### EXERCISE INSTRUCTIONS
Recast the records as a Markdown table with the columns Row and Line, numbering each line and skipping blank lines. Start at the beginning of the records and stop after the line containing "grid-line-vertical xyxy=(336,14,338,430)".

### EXERCISE INPUTS
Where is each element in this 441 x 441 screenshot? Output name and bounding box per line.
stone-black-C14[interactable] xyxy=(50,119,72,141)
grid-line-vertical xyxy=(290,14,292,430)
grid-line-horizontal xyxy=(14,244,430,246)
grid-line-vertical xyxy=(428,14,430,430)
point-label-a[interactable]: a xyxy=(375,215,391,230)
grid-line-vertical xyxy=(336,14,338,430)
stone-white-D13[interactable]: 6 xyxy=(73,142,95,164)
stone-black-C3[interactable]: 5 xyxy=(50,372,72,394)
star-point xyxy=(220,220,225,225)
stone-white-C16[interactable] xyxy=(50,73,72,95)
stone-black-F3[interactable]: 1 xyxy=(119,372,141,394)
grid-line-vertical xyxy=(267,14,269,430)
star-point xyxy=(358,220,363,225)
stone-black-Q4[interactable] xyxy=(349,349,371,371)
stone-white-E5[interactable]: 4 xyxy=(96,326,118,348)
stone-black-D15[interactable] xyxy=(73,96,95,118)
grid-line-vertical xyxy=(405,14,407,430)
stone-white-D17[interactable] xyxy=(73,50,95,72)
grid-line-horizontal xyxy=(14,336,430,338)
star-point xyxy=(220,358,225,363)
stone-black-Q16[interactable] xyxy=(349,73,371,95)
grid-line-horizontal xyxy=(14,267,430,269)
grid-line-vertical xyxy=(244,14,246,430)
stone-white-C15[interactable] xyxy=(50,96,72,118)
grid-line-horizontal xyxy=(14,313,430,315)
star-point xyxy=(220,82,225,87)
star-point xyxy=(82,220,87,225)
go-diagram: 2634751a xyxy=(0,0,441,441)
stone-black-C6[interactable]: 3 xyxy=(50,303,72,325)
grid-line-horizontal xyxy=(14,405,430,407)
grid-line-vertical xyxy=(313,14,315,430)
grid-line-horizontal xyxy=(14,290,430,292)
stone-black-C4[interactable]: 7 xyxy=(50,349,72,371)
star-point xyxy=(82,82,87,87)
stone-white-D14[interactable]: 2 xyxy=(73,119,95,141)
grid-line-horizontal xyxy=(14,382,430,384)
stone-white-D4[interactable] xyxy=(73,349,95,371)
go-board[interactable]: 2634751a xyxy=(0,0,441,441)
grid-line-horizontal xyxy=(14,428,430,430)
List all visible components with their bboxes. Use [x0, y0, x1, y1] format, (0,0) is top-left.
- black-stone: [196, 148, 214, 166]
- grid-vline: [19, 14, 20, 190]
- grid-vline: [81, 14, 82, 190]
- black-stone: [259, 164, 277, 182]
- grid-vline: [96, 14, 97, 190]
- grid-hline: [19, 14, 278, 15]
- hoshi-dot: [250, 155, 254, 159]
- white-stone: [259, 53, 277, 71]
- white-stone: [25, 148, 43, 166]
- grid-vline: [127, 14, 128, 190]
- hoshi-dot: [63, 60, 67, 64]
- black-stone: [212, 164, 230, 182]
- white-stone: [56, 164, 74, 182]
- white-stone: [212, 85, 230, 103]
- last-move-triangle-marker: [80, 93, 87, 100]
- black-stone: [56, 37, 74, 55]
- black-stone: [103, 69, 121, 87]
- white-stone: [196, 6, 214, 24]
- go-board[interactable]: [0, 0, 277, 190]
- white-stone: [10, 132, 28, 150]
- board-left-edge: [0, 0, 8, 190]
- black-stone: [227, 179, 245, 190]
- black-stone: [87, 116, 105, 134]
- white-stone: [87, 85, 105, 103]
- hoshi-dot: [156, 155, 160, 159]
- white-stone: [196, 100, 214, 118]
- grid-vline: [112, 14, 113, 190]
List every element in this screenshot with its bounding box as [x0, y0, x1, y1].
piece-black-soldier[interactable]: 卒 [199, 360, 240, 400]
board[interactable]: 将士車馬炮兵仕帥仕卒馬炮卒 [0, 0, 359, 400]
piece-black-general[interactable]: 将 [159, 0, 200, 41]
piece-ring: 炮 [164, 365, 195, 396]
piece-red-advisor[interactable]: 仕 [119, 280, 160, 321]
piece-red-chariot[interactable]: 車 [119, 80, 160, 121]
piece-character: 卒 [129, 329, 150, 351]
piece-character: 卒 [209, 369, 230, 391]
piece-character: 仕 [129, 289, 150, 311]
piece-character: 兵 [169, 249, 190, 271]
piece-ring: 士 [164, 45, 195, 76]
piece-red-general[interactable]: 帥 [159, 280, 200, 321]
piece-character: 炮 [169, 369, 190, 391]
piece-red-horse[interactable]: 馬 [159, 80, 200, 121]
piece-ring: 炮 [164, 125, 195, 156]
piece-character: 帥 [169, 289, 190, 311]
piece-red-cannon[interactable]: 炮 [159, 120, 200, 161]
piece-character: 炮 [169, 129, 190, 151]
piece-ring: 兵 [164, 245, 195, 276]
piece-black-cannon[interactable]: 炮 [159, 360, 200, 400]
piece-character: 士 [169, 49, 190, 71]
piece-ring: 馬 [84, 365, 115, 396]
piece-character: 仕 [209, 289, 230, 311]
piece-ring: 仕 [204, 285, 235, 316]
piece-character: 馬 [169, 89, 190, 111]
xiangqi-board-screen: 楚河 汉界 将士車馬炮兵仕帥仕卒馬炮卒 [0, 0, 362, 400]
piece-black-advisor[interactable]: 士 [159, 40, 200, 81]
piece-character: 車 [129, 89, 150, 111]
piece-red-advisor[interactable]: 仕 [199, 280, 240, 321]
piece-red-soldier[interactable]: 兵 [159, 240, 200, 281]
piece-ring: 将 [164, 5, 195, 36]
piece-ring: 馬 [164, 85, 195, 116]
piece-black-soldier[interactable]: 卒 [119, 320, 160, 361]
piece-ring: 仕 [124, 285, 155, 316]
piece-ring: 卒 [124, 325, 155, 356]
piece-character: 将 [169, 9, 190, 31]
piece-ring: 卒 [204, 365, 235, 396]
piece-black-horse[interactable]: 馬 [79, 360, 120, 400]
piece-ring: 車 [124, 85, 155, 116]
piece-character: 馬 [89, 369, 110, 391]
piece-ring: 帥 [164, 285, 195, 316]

### REPLY TO THE TASK
| Row | Line |
|---|---|
| 1 | Where is each element in this 441 x 441 screenshot? Output name and bounding box per line. |
| 2 | stone-black-C14[interactable] xyxy=(50,119,72,141) |
| 3 | grid-line-vertical xyxy=(290,14,292,430) |
| 4 | grid-line-horizontal xyxy=(14,244,430,246) |
| 5 | grid-line-vertical xyxy=(428,14,430,430) |
| 6 | point-label-a[interactable]: a xyxy=(375,215,391,230) |
| 7 | grid-line-vertical xyxy=(336,14,338,430) |